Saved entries
========================================================================

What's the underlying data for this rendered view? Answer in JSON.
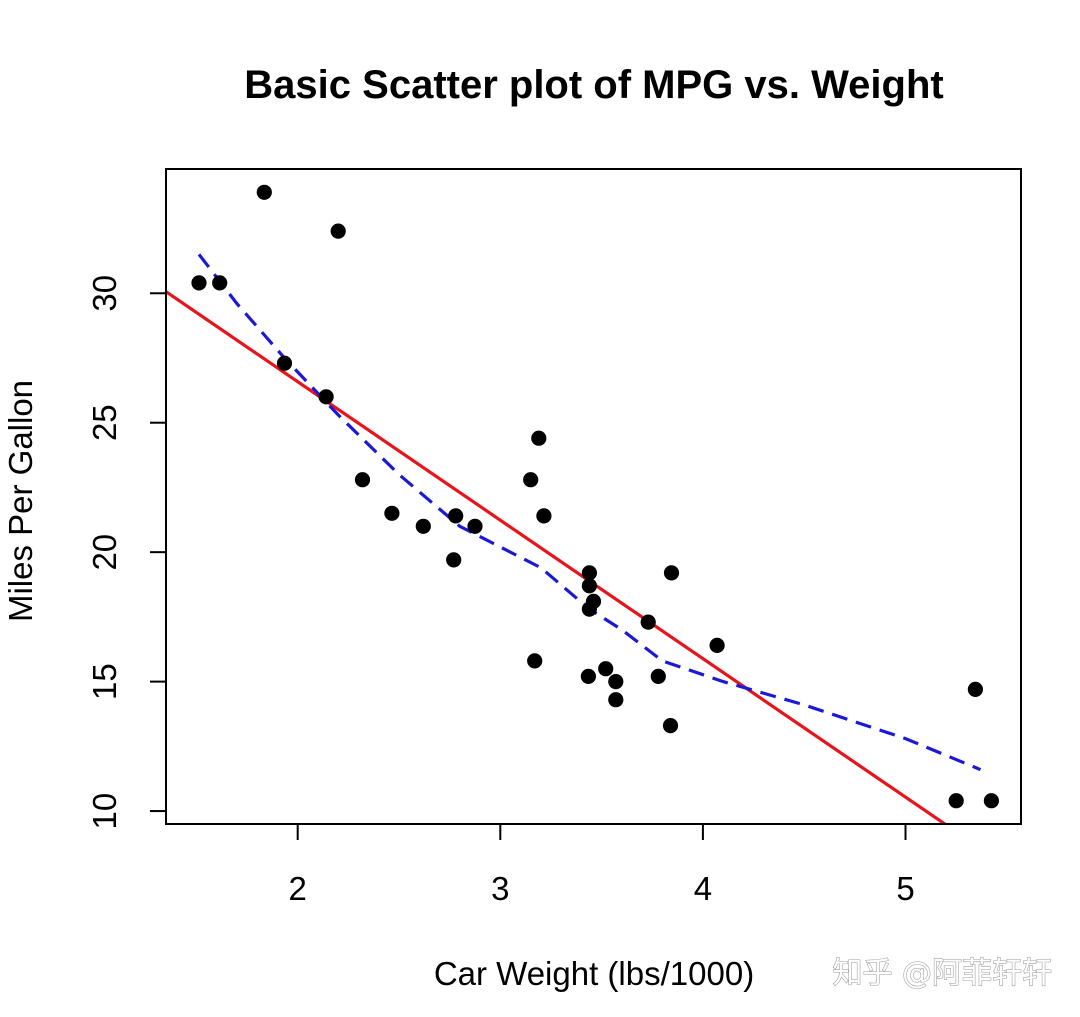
{
  "chart_data": {
    "type": "scatter",
    "title": "Basic Scatter plot of MPG vs. Weight",
    "xlabel": "Car Weight (lbs/1000)",
    "ylabel": "Miles Per Gallon",
    "xlim": [
      1.35,
      5.57
    ],
    "ylim": [
      9.5,
      34.8
    ],
    "x_ticks": [
      2,
      3,
      4,
      5
    ],
    "x_tick_labels": [
      "2",
      "3",
      "4",
      "5"
    ],
    "y_ticks": [
      10,
      15,
      20,
      25,
      30
    ],
    "y_tick_labels": [
      "10",
      "15",
      "20",
      "25",
      "30"
    ],
    "grid": false,
    "series": [
      {
        "name": "points",
        "kind": "points",
        "color": "#000000",
        "x": [
          2.62,
          2.875,
          2.32,
          3.215,
          3.44,
          3.46,
          3.57,
          3.19,
          3.15,
          3.44,
          3.44,
          4.07,
          3.73,
          3.78,
          5.25,
          5.424,
          5.345,
          2.2,
          1.615,
          1.835,
          2.465,
          3.52,
          3.435,
          3.84,
          3.845,
          1.935,
          2.14,
          1.513,
          3.17,
          2.77,
          3.57,
          2.78
        ],
        "y": [
          21.0,
          21.0,
          22.8,
          21.4,
          18.7,
          18.1,
          14.3,
          24.4,
          22.8,
          19.2,
          17.8,
          16.4,
          17.3,
          15.2,
          10.4,
          10.4,
          14.7,
          32.4,
          30.4,
          33.9,
          21.5,
          15.5,
          15.2,
          13.3,
          19.2,
          27.3,
          26.0,
          30.4,
          15.8,
          19.7,
          15.0,
          21.4
        ]
      },
      {
        "name": "linear fit",
        "kind": "line",
        "color": "#e8141c",
        "style": "solid",
        "x": [
          1.35,
          5.22
        ],
        "y": [
          30.06,
          9.36
        ]
      },
      {
        "name": "lowess",
        "kind": "line",
        "color": "#1a1ad6",
        "style": "dashed",
        "x": [
          1.513,
          1.7,
          1.935,
          2.2,
          2.5,
          2.8,
          3.0,
          3.2,
          3.44,
          3.6,
          3.8,
          4.1,
          4.5,
          5.0,
          5.37
        ],
        "y": [
          31.5,
          29.6,
          27.5,
          25.3,
          23.0,
          21.0,
          20.2,
          19.4,
          17.8,
          17.0,
          15.8,
          15.0,
          14.1,
          12.8,
          11.6
        ]
      }
    ]
  },
  "watermark": {
    "text": "知乎 @阿菲轩轩"
  }
}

========================================================================

What you are asked to do:
Repeat all the records above exactly, leaving out any pictures.

Reply:
What's the underlying data for this rendered view? Answer in JSON.
{
  "chart_data": {
    "type": "scatter",
    "title": "Basic Scatter plot of MPG vs. Weight",
    "xlabel": "Car Weight (lbs/1000)",
    "ylabel": "Miles Per Gallon",
    "xlim": [
      1.35,
      5.57
    ],
    "ylim": [
      9.5,
      34.8
    ],
    "x_ticks": [
      2,
      3,
      4,
      5
    ],
    "x_tick_labels": [
      "2",
      "3",
      "4",
      "5"
    ],
    "y_ticks": [
      10,
      15,
      20,
      25,
      30
    ],
    "y_tick_labels": [
      "10",
      "15",
      "20",
      "25",
      "30"
    ],
    "grid": false,
    "series": [
      {
        "name": "points",
        "kind": "points",
        "color": "#000000",
        "x": [
          2.62,
          2.875,
          2.32,
          3.215,
          3.44,
          3.46,
          3.57,
          3.19,
          3.15,
          3.44,
          3.44,
          4.07,
          3.73,
          3.78,
          5.25,
          5.424,
          5.345,
          2.2,
          1.615,
          1.835,
          2.465,
          3.52,
          3.435,
          3.84,
          3.845,
          1.935,
          2.14,
          1.513,
          3.17,
          2.77,
          3.57,
          2.78
        ],
        "y": [
          21.0,
          21.0,
          22.8,
          21.4,
          18.7,
          18.1,
          14.3,
          24.4,
          22.8,
          19.2,
          17.8,
          16.4,
          17.3,
          15.2,
          10.4,
          10.4,
          14.7,
          32.4,
          30.4,
          33.9,
          21.5,
          15.5,
          15.2,
          13.3,
          19.2,
          27.3,
          26.0,
          30.4,
          15.8,
          19.7,
          15.0,
          21.4
        ]
      },
      {
        "name": "linear fit",
        "kind": "line",
        "color": "#e8141c",
        "style": "solid",
        "x": [
          1.35,
          5.22
        ],
        "y": [
          30.06,
          9.36
        ]
      },
      {
        "name": "lowess",
        "kind": "line",
        "color": "#1a1ad6",
        "style": "dashed",
        "x": [
          1.513,
          1.7,
          1.935,
          2.2,
          2.5,
          2.8,
          3.0,
          3.2,
          3.44,
          3.6,
          3.8,
          4.1,
          4.5,
          5.0,
          5.37
        ],
        "y": [
          31.5,
          29.6,
          27.5,
          25.3,
          23.0,
          21.0,
          20.2,
          19.4,
          17.8,
          17.0,
          15.8,
          15.0,
          14.1,
          12.8,
          11.6
        ]
      }
    ]
  },
  "watermark": {
    "text": "知乎 @阿菲轩轩"
  }
}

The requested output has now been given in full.